* **ÉNONCÉ DU PROBLÈME**:
Rédigez la suite du texte sur le changement climatique et les suites de la COP21, en reprenant après sa dernière phrase.

Changement climatique: le vertige de l’abime?

Climate campaign slogan - "Climate Chaos Who is to Blame" on Columbus Monument, Barcelona
Climate campaign slogan – « Climate Chaos Who is to Blame » on Columbus Monument, Barcelona, source: wikimedia commons

 

Dans le cadre de son journal du matin du 10.05.16, la radio Suisse Romande interviewait Dominique Bourg, professeur ordinaire à l’Institut de Géographie de l’Université de Lausanne (1), membre du Comité de veille écologique de la Fondation Nicolas Hulot et d’un certain nombre d’autres organisations qui se préoccupent de l’environnement. Il est également auteur et coauteur de plusieurs livres sur ce même thème.

Le sujet de ce matin était les suites de la conférence COP21 à Paris qui a abouti au fait qu’un très grand nombre de pays se sont mis d’accord sur un objectif de limitation de la hausse de la température moyenne à 1.5 degré, accord qui a déjà été signé par plus de 150 pays.

* **ENREGISTREMENTS FOURNIS**:

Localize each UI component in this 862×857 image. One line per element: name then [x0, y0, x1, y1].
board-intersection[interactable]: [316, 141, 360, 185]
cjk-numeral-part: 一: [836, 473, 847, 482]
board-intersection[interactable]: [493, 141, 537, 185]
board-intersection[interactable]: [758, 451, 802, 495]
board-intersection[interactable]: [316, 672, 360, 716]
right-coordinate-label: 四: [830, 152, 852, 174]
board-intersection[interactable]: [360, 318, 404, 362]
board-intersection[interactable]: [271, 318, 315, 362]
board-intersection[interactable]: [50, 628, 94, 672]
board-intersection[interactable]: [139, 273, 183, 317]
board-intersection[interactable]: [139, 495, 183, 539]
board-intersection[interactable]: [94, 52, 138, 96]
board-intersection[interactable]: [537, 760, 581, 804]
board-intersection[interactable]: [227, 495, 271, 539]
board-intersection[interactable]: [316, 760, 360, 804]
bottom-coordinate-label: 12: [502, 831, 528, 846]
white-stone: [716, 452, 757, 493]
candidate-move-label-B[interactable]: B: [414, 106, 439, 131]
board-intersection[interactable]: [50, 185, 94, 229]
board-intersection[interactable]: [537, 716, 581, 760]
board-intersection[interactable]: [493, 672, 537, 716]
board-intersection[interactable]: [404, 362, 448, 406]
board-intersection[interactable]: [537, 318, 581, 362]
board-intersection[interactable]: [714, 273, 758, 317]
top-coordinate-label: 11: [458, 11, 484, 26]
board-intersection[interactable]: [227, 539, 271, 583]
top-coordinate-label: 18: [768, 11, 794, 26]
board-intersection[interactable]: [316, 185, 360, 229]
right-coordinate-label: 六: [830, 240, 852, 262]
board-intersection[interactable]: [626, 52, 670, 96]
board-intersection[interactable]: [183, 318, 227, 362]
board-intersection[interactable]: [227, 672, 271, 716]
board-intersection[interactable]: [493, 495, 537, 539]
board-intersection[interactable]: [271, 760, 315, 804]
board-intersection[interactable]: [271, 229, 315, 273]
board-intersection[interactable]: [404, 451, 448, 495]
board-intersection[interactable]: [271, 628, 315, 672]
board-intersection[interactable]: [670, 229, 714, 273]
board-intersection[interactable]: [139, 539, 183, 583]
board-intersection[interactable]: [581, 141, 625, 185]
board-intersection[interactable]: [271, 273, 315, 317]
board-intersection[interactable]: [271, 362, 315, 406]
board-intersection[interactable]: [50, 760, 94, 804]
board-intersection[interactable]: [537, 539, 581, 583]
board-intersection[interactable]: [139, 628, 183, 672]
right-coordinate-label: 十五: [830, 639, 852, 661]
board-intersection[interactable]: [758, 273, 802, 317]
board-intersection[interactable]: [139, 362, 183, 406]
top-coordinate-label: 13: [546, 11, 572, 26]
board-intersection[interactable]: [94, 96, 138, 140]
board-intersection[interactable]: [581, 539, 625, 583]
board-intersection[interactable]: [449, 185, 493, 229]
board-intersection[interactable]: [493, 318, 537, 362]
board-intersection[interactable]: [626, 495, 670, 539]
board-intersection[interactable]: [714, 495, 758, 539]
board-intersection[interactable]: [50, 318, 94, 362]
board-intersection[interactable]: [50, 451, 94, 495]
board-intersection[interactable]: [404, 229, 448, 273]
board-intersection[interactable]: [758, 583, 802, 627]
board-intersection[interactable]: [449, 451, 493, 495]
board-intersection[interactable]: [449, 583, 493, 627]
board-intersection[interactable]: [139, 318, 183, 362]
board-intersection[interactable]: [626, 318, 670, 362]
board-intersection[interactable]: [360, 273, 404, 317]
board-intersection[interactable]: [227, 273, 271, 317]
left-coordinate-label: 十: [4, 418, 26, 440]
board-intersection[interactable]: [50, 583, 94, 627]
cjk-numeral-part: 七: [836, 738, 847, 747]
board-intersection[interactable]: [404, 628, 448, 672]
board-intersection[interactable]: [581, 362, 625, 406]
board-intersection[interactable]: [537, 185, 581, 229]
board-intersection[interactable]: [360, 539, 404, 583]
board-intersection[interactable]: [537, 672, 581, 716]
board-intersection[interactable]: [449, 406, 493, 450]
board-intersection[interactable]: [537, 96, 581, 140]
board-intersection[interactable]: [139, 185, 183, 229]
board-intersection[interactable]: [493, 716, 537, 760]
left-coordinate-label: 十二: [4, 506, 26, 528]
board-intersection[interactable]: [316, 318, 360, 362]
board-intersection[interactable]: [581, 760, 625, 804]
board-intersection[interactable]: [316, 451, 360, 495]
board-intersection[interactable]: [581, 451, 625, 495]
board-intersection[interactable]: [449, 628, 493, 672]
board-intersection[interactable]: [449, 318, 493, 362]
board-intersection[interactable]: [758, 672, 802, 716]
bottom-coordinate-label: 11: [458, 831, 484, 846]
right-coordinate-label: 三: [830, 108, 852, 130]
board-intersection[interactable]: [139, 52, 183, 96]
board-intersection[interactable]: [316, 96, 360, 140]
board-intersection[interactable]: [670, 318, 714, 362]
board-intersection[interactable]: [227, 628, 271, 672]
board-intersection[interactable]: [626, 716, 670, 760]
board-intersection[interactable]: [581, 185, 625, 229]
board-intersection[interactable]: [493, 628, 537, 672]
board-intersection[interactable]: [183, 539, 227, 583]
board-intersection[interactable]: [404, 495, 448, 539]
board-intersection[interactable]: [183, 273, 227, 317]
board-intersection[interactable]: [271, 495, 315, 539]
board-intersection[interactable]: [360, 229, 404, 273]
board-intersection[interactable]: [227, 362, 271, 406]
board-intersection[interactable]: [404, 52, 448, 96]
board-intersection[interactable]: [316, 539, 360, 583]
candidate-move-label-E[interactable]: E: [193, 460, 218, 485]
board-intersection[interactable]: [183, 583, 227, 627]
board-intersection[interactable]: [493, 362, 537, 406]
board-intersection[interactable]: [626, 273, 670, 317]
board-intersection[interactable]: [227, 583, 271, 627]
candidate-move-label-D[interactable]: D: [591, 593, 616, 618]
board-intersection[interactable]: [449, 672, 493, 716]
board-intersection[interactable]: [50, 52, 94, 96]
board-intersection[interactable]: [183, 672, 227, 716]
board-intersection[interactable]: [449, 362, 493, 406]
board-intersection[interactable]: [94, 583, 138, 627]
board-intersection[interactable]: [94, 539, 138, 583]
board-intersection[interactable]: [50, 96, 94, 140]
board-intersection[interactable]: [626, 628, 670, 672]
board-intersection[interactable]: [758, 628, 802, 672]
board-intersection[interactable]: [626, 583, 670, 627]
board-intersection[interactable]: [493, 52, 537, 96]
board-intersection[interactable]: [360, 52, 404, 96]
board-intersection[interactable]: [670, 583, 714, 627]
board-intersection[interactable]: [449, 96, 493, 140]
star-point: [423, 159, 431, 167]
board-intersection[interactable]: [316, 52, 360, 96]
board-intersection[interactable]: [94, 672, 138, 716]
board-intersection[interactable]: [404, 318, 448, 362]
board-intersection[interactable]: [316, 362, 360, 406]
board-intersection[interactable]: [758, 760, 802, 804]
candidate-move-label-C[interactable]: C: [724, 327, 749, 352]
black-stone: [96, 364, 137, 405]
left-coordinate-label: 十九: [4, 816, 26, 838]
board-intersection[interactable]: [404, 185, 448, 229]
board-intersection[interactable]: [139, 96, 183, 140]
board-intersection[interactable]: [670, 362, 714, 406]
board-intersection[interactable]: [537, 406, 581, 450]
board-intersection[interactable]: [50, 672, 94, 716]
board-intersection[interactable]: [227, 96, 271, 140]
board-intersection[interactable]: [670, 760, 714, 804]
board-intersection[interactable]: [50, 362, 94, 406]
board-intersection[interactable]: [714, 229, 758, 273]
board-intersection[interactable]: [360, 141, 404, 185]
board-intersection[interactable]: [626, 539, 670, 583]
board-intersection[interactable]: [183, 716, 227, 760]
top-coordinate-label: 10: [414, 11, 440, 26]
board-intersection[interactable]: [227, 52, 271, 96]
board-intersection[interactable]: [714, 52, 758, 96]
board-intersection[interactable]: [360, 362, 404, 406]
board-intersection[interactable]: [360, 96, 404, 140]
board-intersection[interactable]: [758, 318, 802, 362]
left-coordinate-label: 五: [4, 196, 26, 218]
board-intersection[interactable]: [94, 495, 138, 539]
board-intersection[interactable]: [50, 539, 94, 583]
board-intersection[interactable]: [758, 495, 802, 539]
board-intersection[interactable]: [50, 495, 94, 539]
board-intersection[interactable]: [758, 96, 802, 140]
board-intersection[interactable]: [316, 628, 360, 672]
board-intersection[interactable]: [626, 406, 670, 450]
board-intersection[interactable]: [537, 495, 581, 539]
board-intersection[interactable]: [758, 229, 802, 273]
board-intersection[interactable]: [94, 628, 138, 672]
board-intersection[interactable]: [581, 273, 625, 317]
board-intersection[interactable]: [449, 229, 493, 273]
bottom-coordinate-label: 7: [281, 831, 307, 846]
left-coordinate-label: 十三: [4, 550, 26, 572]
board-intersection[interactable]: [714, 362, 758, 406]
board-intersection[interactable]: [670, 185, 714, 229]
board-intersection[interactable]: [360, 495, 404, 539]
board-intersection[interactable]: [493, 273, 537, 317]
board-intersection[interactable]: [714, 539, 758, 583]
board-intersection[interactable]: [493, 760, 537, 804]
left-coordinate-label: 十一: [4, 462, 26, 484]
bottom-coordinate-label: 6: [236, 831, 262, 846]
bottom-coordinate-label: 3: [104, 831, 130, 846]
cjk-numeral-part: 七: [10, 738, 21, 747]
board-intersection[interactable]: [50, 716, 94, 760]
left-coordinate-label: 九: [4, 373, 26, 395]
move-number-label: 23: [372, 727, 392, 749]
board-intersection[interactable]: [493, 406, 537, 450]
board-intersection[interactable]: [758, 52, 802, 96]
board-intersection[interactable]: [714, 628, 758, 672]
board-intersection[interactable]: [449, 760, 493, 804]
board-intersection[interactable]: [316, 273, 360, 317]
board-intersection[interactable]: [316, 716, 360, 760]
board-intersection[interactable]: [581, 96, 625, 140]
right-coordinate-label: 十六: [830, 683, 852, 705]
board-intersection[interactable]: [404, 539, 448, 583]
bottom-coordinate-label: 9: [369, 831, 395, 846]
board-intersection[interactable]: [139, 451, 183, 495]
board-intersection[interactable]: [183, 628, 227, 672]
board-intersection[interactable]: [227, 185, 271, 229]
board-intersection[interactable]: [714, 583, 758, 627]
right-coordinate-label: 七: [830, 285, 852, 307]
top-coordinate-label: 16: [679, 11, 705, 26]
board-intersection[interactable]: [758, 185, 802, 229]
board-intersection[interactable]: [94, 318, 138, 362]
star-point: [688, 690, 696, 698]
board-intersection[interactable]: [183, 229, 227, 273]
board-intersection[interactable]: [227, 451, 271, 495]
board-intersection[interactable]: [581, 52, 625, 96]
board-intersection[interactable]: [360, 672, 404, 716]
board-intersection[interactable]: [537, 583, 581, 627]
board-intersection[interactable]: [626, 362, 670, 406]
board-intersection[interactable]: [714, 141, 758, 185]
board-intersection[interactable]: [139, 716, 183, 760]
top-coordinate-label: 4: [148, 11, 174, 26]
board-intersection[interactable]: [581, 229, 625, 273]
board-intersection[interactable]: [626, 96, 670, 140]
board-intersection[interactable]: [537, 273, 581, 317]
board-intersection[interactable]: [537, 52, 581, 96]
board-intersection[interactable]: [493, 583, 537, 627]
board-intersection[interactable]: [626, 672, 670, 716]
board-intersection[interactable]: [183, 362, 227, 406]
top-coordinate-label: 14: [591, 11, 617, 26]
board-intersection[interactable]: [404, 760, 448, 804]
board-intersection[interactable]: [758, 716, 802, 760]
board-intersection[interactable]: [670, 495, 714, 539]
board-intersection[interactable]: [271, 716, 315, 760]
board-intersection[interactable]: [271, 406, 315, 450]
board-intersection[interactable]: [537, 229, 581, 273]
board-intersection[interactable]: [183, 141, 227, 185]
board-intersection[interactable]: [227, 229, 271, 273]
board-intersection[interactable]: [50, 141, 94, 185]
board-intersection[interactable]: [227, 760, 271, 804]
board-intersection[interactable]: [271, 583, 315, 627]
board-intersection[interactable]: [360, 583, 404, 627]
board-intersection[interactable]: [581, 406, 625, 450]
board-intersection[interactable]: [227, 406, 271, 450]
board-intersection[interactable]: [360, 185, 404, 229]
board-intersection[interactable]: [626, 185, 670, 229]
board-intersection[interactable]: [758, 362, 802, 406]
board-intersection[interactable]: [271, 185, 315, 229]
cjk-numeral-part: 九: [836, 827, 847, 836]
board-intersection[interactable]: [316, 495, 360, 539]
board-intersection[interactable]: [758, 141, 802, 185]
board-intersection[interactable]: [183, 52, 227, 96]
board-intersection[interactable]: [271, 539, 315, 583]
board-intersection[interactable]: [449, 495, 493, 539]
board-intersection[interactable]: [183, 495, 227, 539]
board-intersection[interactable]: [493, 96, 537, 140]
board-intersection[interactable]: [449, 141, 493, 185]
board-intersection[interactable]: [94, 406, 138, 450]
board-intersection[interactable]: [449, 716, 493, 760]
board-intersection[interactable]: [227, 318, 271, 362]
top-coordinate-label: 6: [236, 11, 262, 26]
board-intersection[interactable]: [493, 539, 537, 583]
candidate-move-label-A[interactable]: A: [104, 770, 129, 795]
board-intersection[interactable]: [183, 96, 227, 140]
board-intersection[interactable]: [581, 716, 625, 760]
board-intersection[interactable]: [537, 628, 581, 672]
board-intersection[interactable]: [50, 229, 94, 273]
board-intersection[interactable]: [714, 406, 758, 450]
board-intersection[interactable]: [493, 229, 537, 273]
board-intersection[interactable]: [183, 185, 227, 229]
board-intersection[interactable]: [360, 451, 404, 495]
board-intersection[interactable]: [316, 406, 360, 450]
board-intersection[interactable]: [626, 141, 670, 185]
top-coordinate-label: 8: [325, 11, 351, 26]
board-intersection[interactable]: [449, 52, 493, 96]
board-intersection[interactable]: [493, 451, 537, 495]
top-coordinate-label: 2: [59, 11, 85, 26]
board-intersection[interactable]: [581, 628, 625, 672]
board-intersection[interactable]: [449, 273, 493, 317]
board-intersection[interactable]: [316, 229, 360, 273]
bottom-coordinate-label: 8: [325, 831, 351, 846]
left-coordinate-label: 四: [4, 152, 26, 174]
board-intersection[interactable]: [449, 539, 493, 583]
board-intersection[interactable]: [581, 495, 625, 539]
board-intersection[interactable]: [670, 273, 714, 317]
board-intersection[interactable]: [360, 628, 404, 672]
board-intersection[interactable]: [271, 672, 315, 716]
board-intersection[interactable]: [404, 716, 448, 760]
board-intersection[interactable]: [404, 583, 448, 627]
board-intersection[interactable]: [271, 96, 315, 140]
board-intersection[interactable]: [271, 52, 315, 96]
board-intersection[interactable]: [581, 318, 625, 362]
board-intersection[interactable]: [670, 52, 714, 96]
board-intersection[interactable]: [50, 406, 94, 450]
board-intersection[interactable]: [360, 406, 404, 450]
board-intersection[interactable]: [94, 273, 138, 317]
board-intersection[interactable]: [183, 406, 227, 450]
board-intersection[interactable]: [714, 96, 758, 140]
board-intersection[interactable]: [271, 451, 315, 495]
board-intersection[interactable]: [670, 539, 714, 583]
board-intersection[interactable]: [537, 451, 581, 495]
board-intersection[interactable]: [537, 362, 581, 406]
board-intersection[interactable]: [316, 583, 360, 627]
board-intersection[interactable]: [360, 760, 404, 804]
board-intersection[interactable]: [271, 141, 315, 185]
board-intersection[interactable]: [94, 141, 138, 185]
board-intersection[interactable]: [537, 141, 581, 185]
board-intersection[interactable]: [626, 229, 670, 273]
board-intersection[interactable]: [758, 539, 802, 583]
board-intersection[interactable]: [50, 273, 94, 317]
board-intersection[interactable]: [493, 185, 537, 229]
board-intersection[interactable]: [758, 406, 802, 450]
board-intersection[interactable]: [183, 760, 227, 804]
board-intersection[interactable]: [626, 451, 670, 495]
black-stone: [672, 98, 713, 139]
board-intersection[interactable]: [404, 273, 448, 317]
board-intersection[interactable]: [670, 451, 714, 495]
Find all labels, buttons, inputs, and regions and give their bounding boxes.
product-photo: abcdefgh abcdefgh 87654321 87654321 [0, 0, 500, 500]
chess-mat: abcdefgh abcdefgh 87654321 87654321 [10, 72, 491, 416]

* **RÉPONSE PROPOSÉE**:
Durant son intervention ((2), (3)), il a mentionné que le contenu de l’accord de la COP21 est la cerise d’un gâteau (les mesures concrètes et le financement) dont même la couche de fond manque encore. Non seulement les états ne se mobilisent pas pour faire avancer concrètement les choses, mais ils contribuent plutôt à les dégrader encore plus en envisageant des accords comme le projet d’accord TAFTA qui sont susceptibles de mettre en danger ce qui existe en matière de protection de l’environnement. Ce qu’on constate aussi, c’est que la fréquence des pétitions concernant les urgences environnementales et la destruction du peu qui reste des forêts primaires (voir, par exemple (4)) n’a pas diminué d’un seul iota.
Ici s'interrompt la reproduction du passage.